Text excerpt>
################

UNPUBLISHED
UNITED STATES COURT OF APPEALS
FOR THE FOURTH CIRCUIT
No. 13-4079
UNITED STATES OF AMERICA,
Plaintiff - Appellee,
v.
GABRIEL TORRES GUTIERREZ,
Defendant - Appellant.
Appeal from the United States District Court for the Western
District of North Carolina, at Asheville. Martin K. Reidinger,
District Judge. (1:11-cr-00102-MR-DLH-1)
Argued: March 20, 2014 Decided: April 30, 2014
Before WILKINSON, MOTZ, and FLOYD, Circuit Judges.
Affirmed by unpublished per curiam opinion.
ARGUED: Joshua B. Carpenter, FEDERAL DEFENDERS OF WESTERN NORTH
CAROLINA, INC., Asheville, North Carolina, for Appellant.
William Michael Miller, OFFICE OF THE UNITED STATES ATTORNEY,
Charlotte, North Carolina, for Appellee. ON BRIEF: Henderson
Hill, Executive Director, FEDERAL DEFENDERS OF WESTERN NORTH
CAROLINA, INC., Charlotte, North Carolina, for Appellant. Anne
M. Tompkins, United States Attorney, OFFICE OF THE UNITED STATES
ATTORNEY, Charlotte, North Carolina, for Appellee.

################

Given entries>
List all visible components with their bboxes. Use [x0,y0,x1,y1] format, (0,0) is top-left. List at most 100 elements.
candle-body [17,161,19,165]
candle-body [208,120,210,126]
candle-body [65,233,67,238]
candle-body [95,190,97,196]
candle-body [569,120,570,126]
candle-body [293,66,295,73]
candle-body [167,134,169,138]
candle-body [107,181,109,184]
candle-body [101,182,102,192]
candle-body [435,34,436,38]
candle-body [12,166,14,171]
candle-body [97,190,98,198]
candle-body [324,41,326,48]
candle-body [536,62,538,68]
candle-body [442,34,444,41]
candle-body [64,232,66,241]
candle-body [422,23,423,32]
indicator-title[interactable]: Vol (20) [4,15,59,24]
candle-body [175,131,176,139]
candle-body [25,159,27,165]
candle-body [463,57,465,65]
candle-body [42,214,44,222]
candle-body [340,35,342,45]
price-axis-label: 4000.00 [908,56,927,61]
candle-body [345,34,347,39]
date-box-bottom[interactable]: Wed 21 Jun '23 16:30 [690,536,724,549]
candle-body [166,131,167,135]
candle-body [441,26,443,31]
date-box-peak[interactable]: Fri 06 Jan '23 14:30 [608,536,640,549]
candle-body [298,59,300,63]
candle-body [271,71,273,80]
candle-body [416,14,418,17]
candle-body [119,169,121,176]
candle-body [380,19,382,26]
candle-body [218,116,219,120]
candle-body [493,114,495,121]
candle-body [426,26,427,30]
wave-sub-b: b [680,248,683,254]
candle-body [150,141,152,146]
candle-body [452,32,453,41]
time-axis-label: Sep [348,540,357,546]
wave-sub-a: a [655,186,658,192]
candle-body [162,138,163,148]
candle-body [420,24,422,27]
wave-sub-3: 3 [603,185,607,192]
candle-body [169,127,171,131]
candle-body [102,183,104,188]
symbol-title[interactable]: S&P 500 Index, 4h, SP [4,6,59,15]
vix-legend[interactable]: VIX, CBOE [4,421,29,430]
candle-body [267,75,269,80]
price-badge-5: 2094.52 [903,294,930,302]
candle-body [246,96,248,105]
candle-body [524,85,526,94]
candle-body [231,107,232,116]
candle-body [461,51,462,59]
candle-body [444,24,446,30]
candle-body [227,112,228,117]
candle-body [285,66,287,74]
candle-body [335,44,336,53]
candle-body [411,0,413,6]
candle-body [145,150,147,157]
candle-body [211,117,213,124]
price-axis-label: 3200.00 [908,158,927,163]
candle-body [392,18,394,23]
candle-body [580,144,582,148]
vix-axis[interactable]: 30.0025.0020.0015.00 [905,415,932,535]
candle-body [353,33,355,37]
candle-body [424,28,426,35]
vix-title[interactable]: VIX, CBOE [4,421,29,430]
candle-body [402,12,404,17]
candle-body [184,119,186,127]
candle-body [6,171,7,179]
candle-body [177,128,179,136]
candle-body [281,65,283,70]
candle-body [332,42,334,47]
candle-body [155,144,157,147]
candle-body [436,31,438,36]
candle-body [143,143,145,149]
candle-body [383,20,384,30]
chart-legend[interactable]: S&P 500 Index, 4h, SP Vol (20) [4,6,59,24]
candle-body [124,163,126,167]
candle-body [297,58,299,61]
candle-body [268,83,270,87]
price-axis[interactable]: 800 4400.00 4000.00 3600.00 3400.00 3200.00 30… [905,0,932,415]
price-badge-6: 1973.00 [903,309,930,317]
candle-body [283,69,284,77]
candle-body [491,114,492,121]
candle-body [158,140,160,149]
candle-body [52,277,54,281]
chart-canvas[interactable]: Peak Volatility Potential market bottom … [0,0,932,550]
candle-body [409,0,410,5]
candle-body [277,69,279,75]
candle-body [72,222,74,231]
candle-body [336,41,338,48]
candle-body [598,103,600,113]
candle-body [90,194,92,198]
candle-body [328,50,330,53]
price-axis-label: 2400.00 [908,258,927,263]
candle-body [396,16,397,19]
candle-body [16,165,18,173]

################

Exercise prompt> Lift the passage from the appeals court caption above, starting with "William Michael Miller, OFFICE" and going on through "ATTORNEY, Charlotte, North Carolina, for Appellee.", copying it word for word.

Reply>
William Michael Miller, OFFICE OF THE UNITED STATES ATTORNEY,
Charlotte, North Carolina, for Appellee. ON BRIEF: Henderson
Hill, Executive Director, FEDERAL DEFENDERS OF WESTERN NORTH
CAROLINA, INC., Charlotte, North Carolina, for Appellant. Anne
M. Tompkins, United States Attorney, OFFICE OF THE UNITED STATES
ATTORNEY, Charlotte, North Carolina, for Appellee.